• [Exercise goal]: Count how many lines hold the string "Summary". Give that number alone.

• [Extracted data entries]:
################

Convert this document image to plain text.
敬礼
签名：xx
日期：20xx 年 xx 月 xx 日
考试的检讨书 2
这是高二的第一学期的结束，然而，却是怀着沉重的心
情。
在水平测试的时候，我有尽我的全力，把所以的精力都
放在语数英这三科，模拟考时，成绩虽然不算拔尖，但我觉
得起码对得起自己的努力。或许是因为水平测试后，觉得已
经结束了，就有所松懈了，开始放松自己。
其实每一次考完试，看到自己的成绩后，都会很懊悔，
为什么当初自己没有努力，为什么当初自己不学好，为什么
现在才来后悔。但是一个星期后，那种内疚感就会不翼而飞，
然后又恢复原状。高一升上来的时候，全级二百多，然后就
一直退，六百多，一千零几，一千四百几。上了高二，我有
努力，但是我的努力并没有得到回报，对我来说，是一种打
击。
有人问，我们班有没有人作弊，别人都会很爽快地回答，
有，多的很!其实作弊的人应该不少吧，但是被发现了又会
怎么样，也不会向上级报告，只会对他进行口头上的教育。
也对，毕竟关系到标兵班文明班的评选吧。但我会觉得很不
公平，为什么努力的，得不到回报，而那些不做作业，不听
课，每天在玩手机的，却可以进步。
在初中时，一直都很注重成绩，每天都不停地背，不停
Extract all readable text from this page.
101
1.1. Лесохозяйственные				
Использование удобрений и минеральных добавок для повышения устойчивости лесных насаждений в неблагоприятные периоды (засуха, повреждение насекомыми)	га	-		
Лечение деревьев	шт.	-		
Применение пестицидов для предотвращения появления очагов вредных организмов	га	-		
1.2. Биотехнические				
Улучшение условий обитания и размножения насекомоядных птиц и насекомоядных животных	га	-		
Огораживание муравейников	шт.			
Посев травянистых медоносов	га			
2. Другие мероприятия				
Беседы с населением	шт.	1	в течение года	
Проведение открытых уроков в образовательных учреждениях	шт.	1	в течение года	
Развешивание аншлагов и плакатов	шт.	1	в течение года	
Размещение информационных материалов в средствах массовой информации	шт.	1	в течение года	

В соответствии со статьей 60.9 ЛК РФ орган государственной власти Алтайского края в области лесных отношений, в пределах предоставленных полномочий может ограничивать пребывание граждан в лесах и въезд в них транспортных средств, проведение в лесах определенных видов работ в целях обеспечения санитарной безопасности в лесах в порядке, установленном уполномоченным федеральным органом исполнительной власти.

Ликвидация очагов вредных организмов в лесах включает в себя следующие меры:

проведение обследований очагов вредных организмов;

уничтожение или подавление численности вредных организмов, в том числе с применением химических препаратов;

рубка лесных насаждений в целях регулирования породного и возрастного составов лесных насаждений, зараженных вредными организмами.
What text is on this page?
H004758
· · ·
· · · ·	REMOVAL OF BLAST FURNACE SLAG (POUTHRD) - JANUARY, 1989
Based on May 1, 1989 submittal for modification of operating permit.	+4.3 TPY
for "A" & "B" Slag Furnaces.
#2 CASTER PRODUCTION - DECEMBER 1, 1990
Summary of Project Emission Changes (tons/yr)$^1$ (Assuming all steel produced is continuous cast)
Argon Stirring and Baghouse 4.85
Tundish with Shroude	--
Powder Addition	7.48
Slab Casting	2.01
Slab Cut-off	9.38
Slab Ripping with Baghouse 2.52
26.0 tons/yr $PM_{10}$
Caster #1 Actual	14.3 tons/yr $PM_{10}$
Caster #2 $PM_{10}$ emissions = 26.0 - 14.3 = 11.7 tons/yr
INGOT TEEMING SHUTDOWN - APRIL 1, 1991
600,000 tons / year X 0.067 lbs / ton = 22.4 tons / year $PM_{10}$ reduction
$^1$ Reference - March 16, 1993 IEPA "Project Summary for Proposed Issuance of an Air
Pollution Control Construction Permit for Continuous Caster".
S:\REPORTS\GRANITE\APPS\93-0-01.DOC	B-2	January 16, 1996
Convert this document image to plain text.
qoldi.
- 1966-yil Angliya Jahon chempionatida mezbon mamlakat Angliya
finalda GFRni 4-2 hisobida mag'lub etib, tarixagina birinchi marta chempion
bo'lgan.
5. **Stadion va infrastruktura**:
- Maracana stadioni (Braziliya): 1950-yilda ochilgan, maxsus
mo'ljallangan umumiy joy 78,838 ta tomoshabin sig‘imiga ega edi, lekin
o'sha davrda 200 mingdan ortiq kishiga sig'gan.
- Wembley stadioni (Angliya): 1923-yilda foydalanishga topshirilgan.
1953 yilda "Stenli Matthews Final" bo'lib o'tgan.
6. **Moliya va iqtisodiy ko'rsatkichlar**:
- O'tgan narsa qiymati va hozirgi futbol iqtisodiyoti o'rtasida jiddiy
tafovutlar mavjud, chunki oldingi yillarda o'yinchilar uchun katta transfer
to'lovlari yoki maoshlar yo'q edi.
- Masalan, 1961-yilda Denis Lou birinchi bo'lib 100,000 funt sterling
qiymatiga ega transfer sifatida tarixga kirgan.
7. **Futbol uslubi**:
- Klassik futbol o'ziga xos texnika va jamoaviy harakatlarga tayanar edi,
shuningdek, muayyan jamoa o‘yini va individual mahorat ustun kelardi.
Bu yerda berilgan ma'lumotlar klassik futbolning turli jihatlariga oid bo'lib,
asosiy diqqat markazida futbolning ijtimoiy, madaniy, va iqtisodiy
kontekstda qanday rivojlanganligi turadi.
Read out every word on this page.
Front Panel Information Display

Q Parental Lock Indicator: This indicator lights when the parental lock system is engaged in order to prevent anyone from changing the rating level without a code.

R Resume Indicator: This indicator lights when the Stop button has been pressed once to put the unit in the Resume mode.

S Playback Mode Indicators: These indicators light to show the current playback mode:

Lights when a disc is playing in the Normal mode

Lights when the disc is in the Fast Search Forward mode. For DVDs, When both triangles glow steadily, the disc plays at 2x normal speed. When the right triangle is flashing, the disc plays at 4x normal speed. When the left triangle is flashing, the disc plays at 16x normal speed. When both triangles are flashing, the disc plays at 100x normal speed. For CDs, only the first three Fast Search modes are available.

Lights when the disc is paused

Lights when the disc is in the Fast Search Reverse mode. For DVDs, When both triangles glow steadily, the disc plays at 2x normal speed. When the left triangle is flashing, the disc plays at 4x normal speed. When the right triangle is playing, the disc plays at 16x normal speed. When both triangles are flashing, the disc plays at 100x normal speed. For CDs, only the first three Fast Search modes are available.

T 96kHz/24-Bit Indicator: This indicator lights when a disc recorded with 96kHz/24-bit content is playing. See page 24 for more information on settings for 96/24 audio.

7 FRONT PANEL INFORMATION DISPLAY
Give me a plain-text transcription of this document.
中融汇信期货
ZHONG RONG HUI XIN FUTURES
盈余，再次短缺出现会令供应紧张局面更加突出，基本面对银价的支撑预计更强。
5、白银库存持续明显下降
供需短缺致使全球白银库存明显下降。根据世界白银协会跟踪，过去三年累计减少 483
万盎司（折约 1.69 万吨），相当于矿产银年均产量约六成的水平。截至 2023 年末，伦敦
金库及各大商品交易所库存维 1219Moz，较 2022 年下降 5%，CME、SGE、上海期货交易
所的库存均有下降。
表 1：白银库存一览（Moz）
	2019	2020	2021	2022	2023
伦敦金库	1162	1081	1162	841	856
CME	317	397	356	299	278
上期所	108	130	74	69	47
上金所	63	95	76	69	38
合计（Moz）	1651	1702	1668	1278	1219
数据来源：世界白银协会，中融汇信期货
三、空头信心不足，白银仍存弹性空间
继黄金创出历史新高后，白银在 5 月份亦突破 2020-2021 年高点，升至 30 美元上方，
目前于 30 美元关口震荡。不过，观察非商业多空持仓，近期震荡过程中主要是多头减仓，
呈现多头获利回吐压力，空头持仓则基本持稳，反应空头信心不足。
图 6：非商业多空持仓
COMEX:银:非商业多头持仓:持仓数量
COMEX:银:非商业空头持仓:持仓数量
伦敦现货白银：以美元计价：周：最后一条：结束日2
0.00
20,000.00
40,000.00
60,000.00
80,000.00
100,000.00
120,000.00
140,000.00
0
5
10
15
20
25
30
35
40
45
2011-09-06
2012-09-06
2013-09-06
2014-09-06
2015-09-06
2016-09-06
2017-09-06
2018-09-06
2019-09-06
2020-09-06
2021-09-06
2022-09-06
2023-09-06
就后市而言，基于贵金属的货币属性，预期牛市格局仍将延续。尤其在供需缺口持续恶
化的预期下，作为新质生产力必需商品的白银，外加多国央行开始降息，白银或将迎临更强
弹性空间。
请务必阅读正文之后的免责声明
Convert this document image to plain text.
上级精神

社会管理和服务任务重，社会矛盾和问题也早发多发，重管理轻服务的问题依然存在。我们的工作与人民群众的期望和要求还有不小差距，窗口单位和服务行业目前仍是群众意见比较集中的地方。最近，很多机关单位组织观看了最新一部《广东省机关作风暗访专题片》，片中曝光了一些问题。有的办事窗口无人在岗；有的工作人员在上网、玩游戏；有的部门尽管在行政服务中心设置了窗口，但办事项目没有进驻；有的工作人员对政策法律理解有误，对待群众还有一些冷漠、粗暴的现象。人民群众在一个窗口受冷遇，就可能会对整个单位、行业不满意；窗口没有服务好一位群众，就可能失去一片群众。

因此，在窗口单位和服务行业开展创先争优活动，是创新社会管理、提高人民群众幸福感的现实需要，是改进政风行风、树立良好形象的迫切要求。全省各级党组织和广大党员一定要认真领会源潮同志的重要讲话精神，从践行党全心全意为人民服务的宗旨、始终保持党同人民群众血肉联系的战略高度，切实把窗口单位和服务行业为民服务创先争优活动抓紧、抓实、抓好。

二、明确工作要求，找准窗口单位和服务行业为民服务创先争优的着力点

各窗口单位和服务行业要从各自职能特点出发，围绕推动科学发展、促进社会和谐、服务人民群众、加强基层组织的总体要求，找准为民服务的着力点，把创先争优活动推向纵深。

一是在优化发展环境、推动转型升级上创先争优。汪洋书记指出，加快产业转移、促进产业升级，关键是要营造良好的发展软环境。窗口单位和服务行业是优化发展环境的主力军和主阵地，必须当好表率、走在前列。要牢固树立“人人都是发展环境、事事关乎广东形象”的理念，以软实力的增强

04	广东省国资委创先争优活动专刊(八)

################

• [Exercise response]: 2